» Data provided:
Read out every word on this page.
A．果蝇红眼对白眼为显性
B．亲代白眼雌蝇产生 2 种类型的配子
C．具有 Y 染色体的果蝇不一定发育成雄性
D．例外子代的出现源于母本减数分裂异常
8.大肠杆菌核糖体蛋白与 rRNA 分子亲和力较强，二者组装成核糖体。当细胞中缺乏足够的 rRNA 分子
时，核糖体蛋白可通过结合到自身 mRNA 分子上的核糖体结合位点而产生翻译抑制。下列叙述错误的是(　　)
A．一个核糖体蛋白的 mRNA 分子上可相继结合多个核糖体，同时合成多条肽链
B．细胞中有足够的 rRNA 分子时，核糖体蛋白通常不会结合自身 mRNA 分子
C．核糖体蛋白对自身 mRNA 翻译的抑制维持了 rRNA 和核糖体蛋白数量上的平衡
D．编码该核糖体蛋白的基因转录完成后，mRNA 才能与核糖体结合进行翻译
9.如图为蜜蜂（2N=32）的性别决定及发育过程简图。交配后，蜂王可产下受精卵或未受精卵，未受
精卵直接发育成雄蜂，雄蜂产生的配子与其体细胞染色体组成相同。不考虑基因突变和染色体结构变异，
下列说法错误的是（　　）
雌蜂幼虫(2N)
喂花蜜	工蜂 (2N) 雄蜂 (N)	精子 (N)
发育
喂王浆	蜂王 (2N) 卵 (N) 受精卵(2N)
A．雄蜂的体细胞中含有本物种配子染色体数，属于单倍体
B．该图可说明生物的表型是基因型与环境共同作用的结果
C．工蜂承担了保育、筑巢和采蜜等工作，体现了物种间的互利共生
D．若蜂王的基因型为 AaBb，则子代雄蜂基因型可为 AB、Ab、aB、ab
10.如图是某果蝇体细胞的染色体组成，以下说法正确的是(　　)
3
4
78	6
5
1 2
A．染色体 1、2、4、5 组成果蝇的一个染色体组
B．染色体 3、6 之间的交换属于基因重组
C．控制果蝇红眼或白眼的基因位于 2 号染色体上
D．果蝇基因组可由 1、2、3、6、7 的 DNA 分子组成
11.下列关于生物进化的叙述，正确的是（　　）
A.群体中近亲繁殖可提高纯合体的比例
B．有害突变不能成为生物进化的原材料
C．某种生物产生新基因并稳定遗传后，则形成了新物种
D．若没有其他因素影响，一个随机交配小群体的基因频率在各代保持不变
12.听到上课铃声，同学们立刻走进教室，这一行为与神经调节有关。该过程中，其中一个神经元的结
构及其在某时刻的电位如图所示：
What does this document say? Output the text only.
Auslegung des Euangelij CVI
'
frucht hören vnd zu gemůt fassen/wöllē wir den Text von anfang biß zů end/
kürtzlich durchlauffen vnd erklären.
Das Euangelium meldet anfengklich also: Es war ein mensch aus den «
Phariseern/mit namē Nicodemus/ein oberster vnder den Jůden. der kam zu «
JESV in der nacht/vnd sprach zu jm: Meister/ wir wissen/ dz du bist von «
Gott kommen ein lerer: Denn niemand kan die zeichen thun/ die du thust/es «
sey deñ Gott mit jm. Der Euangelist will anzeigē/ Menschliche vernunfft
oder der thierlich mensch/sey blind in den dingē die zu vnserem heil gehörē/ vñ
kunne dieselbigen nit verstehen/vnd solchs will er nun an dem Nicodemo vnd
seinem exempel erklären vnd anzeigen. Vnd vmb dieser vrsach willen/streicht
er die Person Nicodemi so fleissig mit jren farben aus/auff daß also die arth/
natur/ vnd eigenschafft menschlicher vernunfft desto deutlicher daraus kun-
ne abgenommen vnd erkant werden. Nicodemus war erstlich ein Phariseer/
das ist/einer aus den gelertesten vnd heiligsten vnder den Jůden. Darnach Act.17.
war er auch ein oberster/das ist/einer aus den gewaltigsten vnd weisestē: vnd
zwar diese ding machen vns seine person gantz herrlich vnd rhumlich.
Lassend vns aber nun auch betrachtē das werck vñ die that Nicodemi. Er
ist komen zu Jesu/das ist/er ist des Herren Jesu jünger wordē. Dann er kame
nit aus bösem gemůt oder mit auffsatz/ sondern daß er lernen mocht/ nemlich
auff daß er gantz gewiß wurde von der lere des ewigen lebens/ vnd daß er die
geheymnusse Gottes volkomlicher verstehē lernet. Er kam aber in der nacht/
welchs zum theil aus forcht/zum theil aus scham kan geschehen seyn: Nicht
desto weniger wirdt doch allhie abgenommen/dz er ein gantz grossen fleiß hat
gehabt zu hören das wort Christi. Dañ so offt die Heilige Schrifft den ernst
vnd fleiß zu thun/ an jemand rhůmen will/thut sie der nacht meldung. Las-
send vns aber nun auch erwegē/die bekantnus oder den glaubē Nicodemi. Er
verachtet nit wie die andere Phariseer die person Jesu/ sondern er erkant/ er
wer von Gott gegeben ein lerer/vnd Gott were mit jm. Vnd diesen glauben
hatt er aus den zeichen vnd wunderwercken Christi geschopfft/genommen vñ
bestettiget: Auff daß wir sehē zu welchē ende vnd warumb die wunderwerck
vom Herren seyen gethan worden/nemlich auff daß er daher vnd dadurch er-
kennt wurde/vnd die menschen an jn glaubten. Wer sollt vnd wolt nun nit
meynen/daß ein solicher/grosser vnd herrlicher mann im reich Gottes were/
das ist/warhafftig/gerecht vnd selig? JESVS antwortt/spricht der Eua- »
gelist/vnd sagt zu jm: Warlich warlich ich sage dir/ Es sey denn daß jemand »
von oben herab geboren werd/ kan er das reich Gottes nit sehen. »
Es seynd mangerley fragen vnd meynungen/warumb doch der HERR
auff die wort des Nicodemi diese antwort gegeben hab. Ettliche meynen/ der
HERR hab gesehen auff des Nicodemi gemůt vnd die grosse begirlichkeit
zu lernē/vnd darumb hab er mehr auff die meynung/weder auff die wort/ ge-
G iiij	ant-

» Try it:
Lines holding "einer" in the data above: copy each of them.

» Answer to this task:
das ist/einer aus den gelertesten vnd heiligsten vnder den Jůden. Darnach Act.17.
war er auch ein oberster/das ist/einer aus den gewaltigsten vnd weisestē: vnd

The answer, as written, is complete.